>> start
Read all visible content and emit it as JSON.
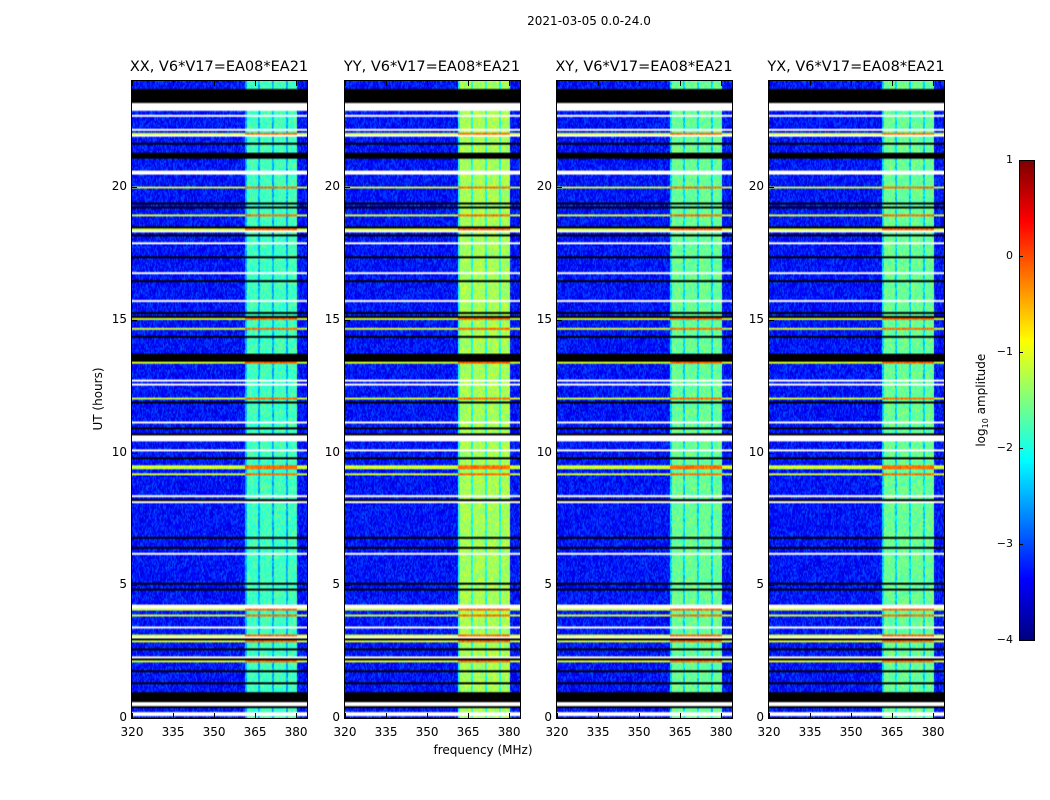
{
  "chart_data": {
    "type": "heatmap",
    "title": "2021-03-05 0.0-24.0",
    "xlabel": "frequency (MHz)",
    "ylabel": "UT (hours)",
    "xlim": [
      320,
      384
    ],
    "ylim": [
      0,
      24
    ],
    "xticks": [
      320,
      335,
      350,
      365,
      380
    ],
    "yticks": [
      0,
      5,
      10,
      15,
      20
    ],
    "panels": [
      {
        "title": "XX, V6*V17=EA08*EA21",
        "band_level": -1.8
      },
      {
        "title": "YY, V6*V17=EA08*EA21",
        "band_level": -1.3
      },
      {
        "title": "XY, V6*V17=EA08*EA21",
        "band_level": -1.6
      },
      {
        "title": "YX, V6*V17=EA08*EA21",
        "band_level": -1.6
      }
    ],
    "background_level": -3.3,
    "bright_band_mhz": [
      361,
      380
    ],
    "flagged_black_ut": [
      [
        23.2,
        23.7
      ],
      [
        0.6,
        0.97
      ],
      [
        21.1,
        21.3
      ],
      [
        13.5,
        13.7
      ]
    ],
    "flagged_white_ut": [
      [
        22.9,
        23.15
      ],
      [
        0.42,
        0.6
      ],
      [
        0.1,
        0.25
      ]
    ],
    "colorbar": {
      "label": "log10 amplitude",
      "range": [
        -4,
        1
      ],
      "ticks": [
        1,
        0,
        -1,
        -2,
        -3,
        -4
      ],
      "tick_labels": [
        "1",
        "0",
        "−1",
        "−2",
        "−3",
        "−4"
      ],
      "colormap": "jet"
    }
  }
}
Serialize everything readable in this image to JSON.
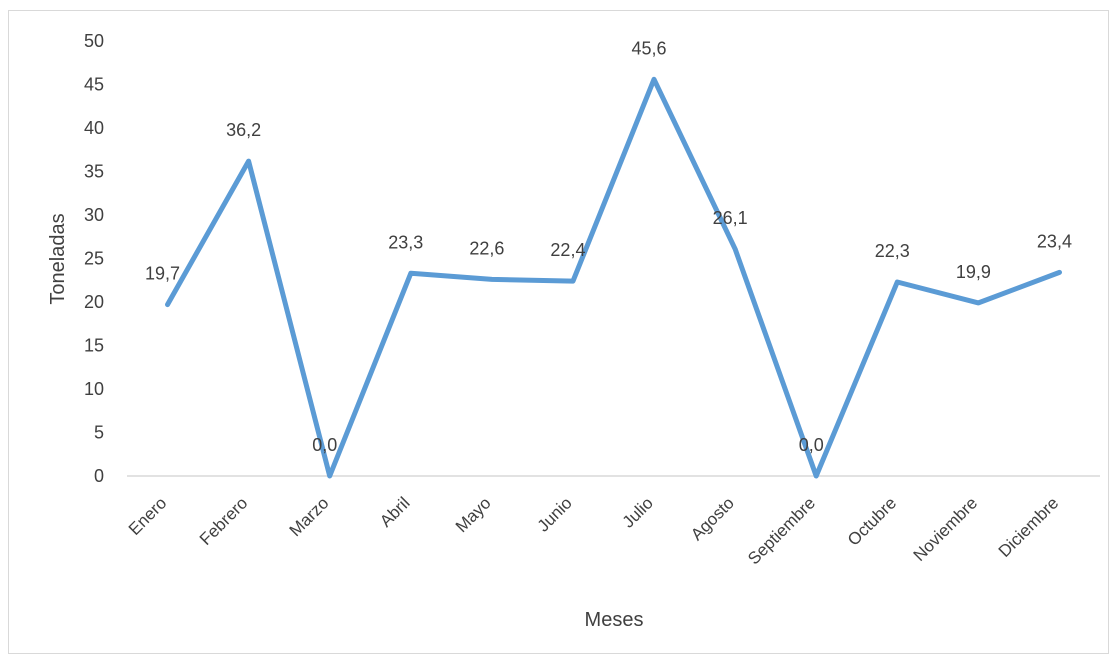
{
  "chart_data": {
    "type": "line",
    "title": "",
    "xlabel": "Meses",
    "ylabel": "Toneladas",
    "ylim": [
      0,
      50
    ],
    "y_ticks": [
      0,
      5,
      10,
      15,
      20,
      25,
      30,
      35,
      40,
      45,
      50
    ],
    "grid": false,
    "legend": "none",
    "categories": [
      "Enero",
      "Febrero",
      "Marzo",
      "Abril",
      "Mayo",
      "Junio",
      "Julio",
      "Agosto",
      "Septiembre",
      "Octubre",
      "Noviembre",
      "Diciembre"
    ],
    "series": [
      {
        "values": [
          19.7,
          36.2,
          0.0,
          23.3,
          22.6,
          22.4,
          45.6,
          26.1,
          0.0,
          22.3,
          19.9,
          23.4
        ],
        "data_labels": [
          "19,7",
          "36,2",
          "0,0",
          "23,3",
          "22,6",
          "22,4",
          "45,6",
          "26,1",
          "0,0",
          "22,3",
          "19,9",
          "23,4"
        ],
        "color": "#5b9bd5"
      }
    ],
    "colors": {
      "line": "#5b9bd5",
      "axis": "#d9d9d9",
      "text": "#404040"
    }
  }
}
>> end
• Task details: Write out the listing above exactly as it stands, pictures excluded.

• Answer to the task:
Read all visible content and emit it as JSON.
{
  "chart_data": {
    "type": "heatmap",
    "title": "2021-03-05 0.0-24.0",
    "xlabel": "frequency (MHz)",
    "ylabel": "UT (hours)",
    "xlim": [
      320,
      384
    ],
    "ylim": [
      0,
      24
    ],
    "xticks": [
      320,
      335,
      350,
      365,
      380
    ],
    "yticks": [
      0,
      5,
      10,
      15,
      20
    ],
    "panels": [
      {
        "title": "XX, V6*V17=EA08*EA21",
        "band_level": -1.8
      },
      {
        "title": "YY, V6*V17=EA08*EA21",
        "band_level": -1.3
      },
      {
        "title": "XY, V6*V17=EA08*EA21",
        "band_level": -1.6
      },
      {
        "title": "YX, V6*V17=EA08*EA21",
        "band_level": -1.6
      }
    ],
    "background_level": -3.3,
    "bright_band_mhz": [
      361,
      380
    ],
    "flagged_black_ut": [
      [
        23.2,
        23.7
      ],
      [
        0.6,
        0.97
      ],
      [
        21.1,
        21.3
      ],
      [
        13.5,
        13.7
      ]
    ],
    "flagged_white_ut": [
      [
        22.9,
        23.15
      ],
      [
        0.42,
        0.6
      ],
      [
        0.1,
        0.25
      ]
    ],
    "colorbar": {
      "label": "log10 amplitude",
      "range": [
        -4,
        1
      ],
      "ticks": [
        1,
        0,
        -1,
        -2,
        -3,
        -4
      ],
      "tick_labels": [
        "1",
        "0",
        "−1",
        "−2",
        "−3",
        "−4"
      ],
      "colormap": "jet"
    }
  }
}
Serialize everything readable in this image to JSON.
{
  "chart_data": {
    "type": "line",
    "title": "",
    "xlabel": "Meses",
    "ylabel": "Toneladas",
    "ylim": [
      0,
      50
    ],
    "y_ticks": [
      0,
      5,
      10,
      15,
      20,
      25,
      30,
      35,
      40,
      45,
      50
    ],
    "grid": false,
    "legend": "none",
    "categories": [
      "Enero",
      "Febrero",
      "Marzo",
      "Abril",
      "Mayo",
      "Junio",
      "Julio",
      "Agosto",
      "Septiembre",
      "Octubre",
      "Noviembre",
      "Diciembre"
    ],
    "series": [
      {
        "values": [
          19.7,
          36.2,
          0.0,
          23.3,
          22.6,
          22.4,
          45.6,
          26.1,
          0.0,
          22.3,
          19.9,
          23.4
        ],
        "data_labels": [
          "19,7",
          "36,2",
          "0,0",
          "23,3",
          "22,6",
          "22,4",
          "45,6",
          "26,1",
          "0,0",
          "22,3",
          "19,9",
          "23,4"
        ],
        "color": "#5b9bd5"
      }
    ],
    "colors": {
      "line": "#5b9bd5",
      "axis": "#d9d9d9",
      "text": "#404040"
    }
  }
}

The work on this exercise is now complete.